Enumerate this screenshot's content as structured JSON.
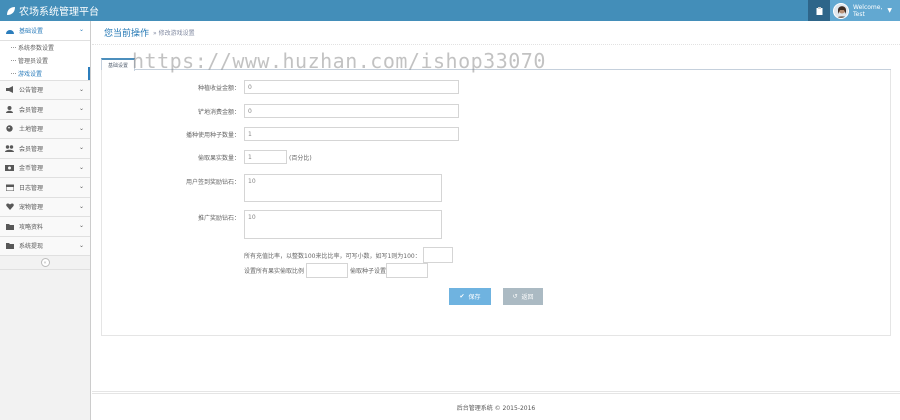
{
  "app": {
    "title": "农场系统管理平台"
  },
  "user": {
    "welcome": "Welcome,",
    "name": "Test"
  },
  "sidebar": {
    "items": [
      {
        "label": "基础设置",
        "icon": "dashboard-icon"
      },
      {
        "label": "公告管理",
        "icon": "megaphone-icon"
      },
      {
        "label": "会员管理",
        "icon": "user-icon"
      },
      {
        "label": "土地管理",
        "icon": "globe-icon"
      },
      {
        "label": "会员管理",
        "icon": "users-icon"
      },
      {
        "label": "金币管理",
        "icon": "cash-icon"
      },
      {
        "label": "日志管理",
        "icon": "calendar-icon"
      },
      {
        "label": "宠物管理",
        "icon": "heart-icon"
      },
      {
        "label": "攻略资料",
        "icon": "folder-icon"
      },
      {
        "label": "系统提现",
        "icon": "folder-icon"
      }
    ],
    "sub_items": [
      "系统参数设置",
      "管理员设置",
      "游戏设置"
    ],
    "collapse": "«"
  },
  "page": {
    "title": "您当前操作",
    "subtitle": "» 修改游戏设置",
    "tab": "基础设置"
  },
  "watermark": "https://www.huzhan.com/ishop33070",
  "form": {
    "f1": {
      "label": "种植收益金额：",
      "value": "0"
    },
    "f2": {
      "label": "铲地消费金额：",
      "value": "0"
    },
    "f3": {
      "label": "播种使用种子数量：",
      "value": "1"
    },
    "f4": {
      "label": "偷取果实数量：",
      "value": "1",
      "suffix": "(百分比)"
    },
    "f5": {
      "label": "用户签到奖励钻石：",
      "value": "10"
    },
    "f6": {
      "label": "推广奖励钻石：",
      "value": "10"
    },
    "note1": "所有充值比率，以整数100来比比率，可写小数，如写1则为100：",
    "note2a": "设置所有果实偷取比例",
    "note2b": "偷取种子设置"
  },
  "buttons": {
    "save": "保存",
    "back": "返回"
  },
  "footer": "后台管理系统 © 2015-2016"
}
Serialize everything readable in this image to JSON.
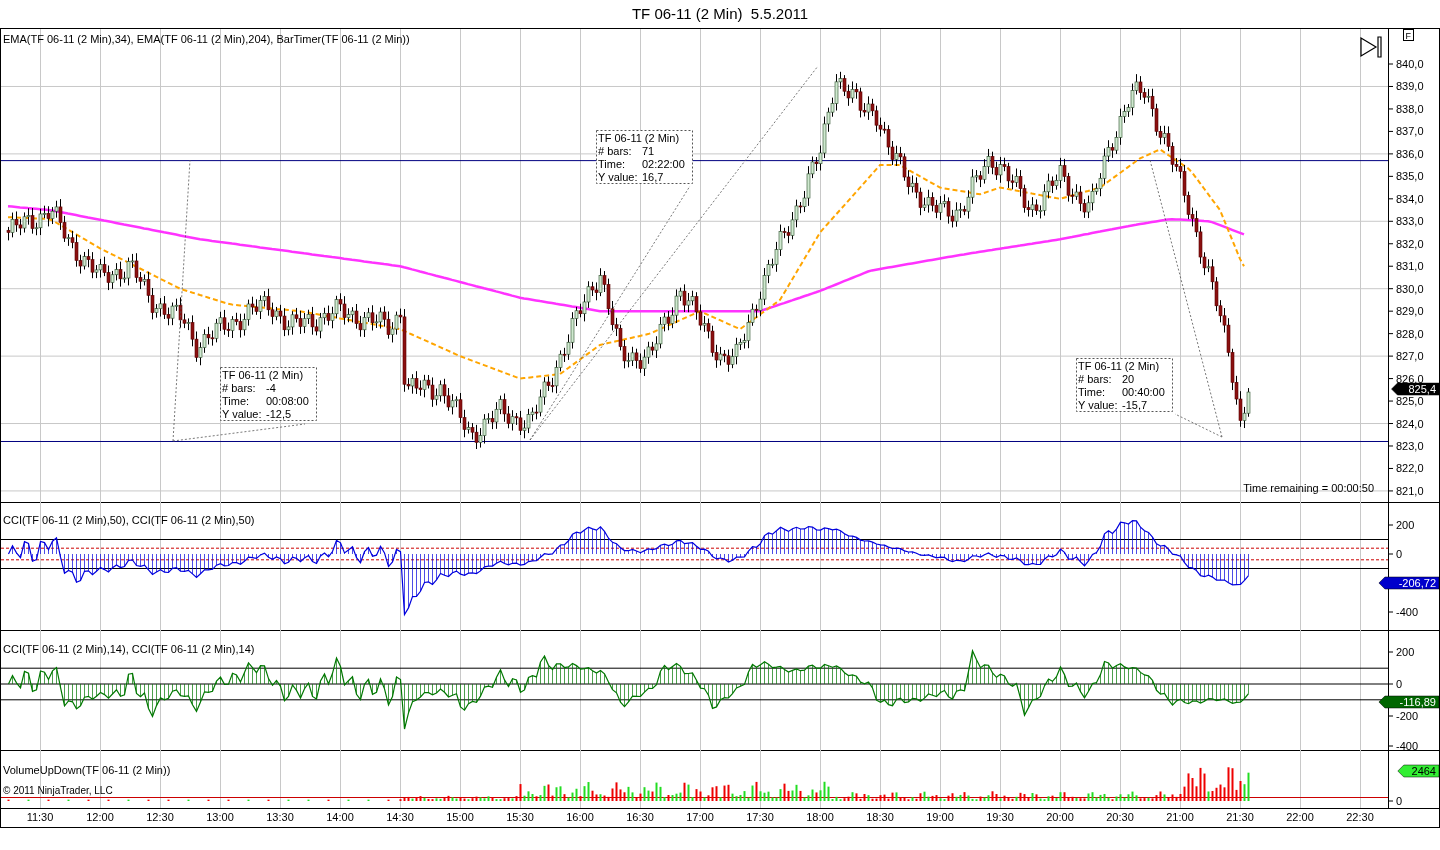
{
  "title": "TF 06-11 (2 Min)  5.5.2011",
  "flag_button": "F",
  "panels": [
    {
      "kind": "price",
      "legend": "EMA(TF 06-11 (2 Min),34), EMA(TF 06-11 (2 Min),204), BarTimer(TF 06-11 (2 Min))",
      "axis_labels": [
        "840,0",
        "839,0",
        "838,0",
        "837,0",
        "836,0",
        "835,0",
        "834,0",
        "833,0",
        "832,0",
        "831,0",
        "830,0",
        "829,0",
        "828,0",
        "827,0",
        "826,0",
        "825,0",
        "824,0",
        "823,0",
        "822,0",
        "821,0"
      ],
      "readout": "825,4"
    },
    {
      "kind": "cci50",
      "legend": "CCI(TF 06-11 (2 Min),50), CCI(TF 06-11 (2 Min),50)",
      "axis_labels": [
        "200",
        "0",
        "-400"
      ],
      "readout": "-206,72"
    },
    {
      "kind": "cci14",
      "legend": "CCI(TF 06-11 (2 Min),14), CCI(TF 06-11 (2 Min),14)",
      "axis_labels": [
        "200",
        "0",
        "-200",
        "-400"
      ],
      "readout": "-116,89"
    },
    {
      "kind": "volume",
      "legend": "VolumeUpDown(TF 06-11 (2 Min))",
      "axis_labels": [
        "0"
      ],
      "readout": "2464"
    }
  ],
  "measurements": [
    {
      "instrument": "TF 06-11 (2 Min)",
      "fields": [
        {
          "label": "# bars:",
          "value": "-4"
        },
        {
          "label": "Time:",
          "value": "00:08:00"
        },
        {
          "label": "Y value:",
          "value": "-12,5"
        }
      ]
    },
    {
      "instrument": "TF 06-11 (2 Min)",
      "fields": [
        {
          "label": "# bars:",
          "value": "71"
        },
        {
          "label": "Time:",
          "value": "02:22:00"
        },
        {
          "label": "Y value:",
          "value": "16,7"
        }
      ]
    },
    {
      "instrument": "TF 06-11 (2 Min)",
      "fields": [
        {
          "label": "# bars:",
          "value": "20"
        },
        {
          "label": "Time:",
          "value": "00:40:00"
        },
        {
          "label": "Y value:",
          "value": "-15,7"
        }
      ]
    }
  ],
  "bar_timer": "Time remaining = 00:00:50",
  "copyright": "© 2011 NinjaTrader, LLC",
  "time_axis": [
    "11:30",
    "12:00",
    "12:30",
    "13:00",
    "13:30",
    "14:00",
    "14:30",
    "15:00",
    "15:30",
    "16:00",
    "16:30",
    "17:00",
    "17:30",
    "18:00",
    "18:30",
    "19:00",
    "19:30",
    "20:00",
    "20:30",
    "21:00",
    "21:30",
    "22:00",
    "22:30"
  ]
}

────────────────

### WHAT IS EXPECTED
Copy all lines above containing the string "icon".

### PROBLEM SOLUTION
        "icon": "dashboard-icon"
        "icon": "megaphone-icon"
        "icon": "user-icon"
        "icon": "globe-icon"
        "icon": "users-icon"
        "icon": "cash-icon"
        "icon": "calendar-icon"
        "icon": "heart-icon"
        "icon": "folder-icon"
        "icon": "folder-icon"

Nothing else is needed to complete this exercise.